* Stated exercise *
Repeat, exactly and completely, the material that follows. Omit the pictures.

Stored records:
____________________

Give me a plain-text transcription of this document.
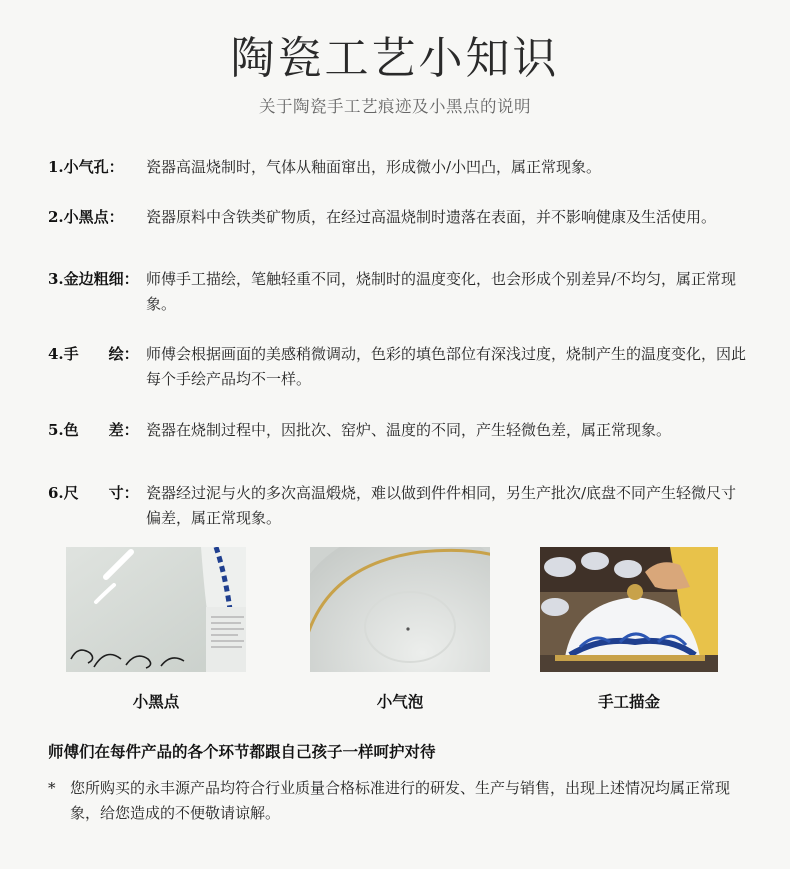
陶瓷工艺小知识
关于陶瓷手工艺痕迹及小黑点的说明
1.小气孔：	瓷器高温烧制时，气体从釉面窜出，形成微小/小凹凸，属正常现象。
2.小黑点：	瓷器原料中含铁类矿物质，在经过高温烧制时遗落在表面，并不影响健康及生活使用。
3.金边粗细： 师傅手工描绘，笔触轻重不同，烧制时的温度变化，也会形成个别差异/不均匀，属正常现象。
4.手　　绘： 师傅会根据画面的美感稍微调动，色彩的填色部位有深浅过度，烧制产生的温度变化，因此每个手绘产品均不一样。
5.色　　差： 瓷器在烧制过程中，因批次、窑炉、温度的不同，产生轻微色差，属正常现象。
6.尺　　寸： 瓷器经过泥与火的多次高温煅烧，难以做到件件相同，另生产批次/底盘不同产生轻微尺寸偏差，属正常现象。
小黑点	小气泡	手工描金
师傅们在每件产品的各个环节都跟自己孩子一样呵护对待
* 您所购买的永丰源产品均符合行业质量合格标准进行的研发、生产与销售，出现上述情况均属正常现象，给您造成的不便敬请谅解。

____________________

* Right answer *
Give me a plain-text transcription of this document.
陶瓷工艺小知识
关于陶瓷手工艺痕迹及小黑点的说明
1.小气孔：	瓷器高温烧制时，气体从釉面窜出，形成微小/小凹凸，属正常现象。
2.小黑点：	瓷器原料中含铁类矿物质，在经过高温烧制时遗落在表面，并不影响健康及生活使用。
3.金边粗细： 师傅手工描绘，笔触轻重不同，烧制时的温度变化，也会形成个别差异/不均匀，属正常现象。
4.手　　绘： 师傅会根据画面的美感稍微调动，色彩的填色部位有深浅过度，烧制产生的温度变化，因此每个手绘产品均不一样。
5.色　　差： 瓷器在烧制过程中，因批次、窑炉、温度的不同，产生轻微色差，属正常现象。
6.尺　　寸： 瓷器经过泥与火的多次高温煅烧，难以做到件件相同，另生产批次/底盘不同产生轻微尺寸偏差，属正常现象。
小黑点	小气泡	手工描金
师傅们在每件产品的各个环节都跟自己孩子一样呵护对待
* 您所购买的永丰源产品均符合行业质量合格标准进行的研发、生产与销售，出现上述情况均属正常现象，给您造成的不便敬请谅解。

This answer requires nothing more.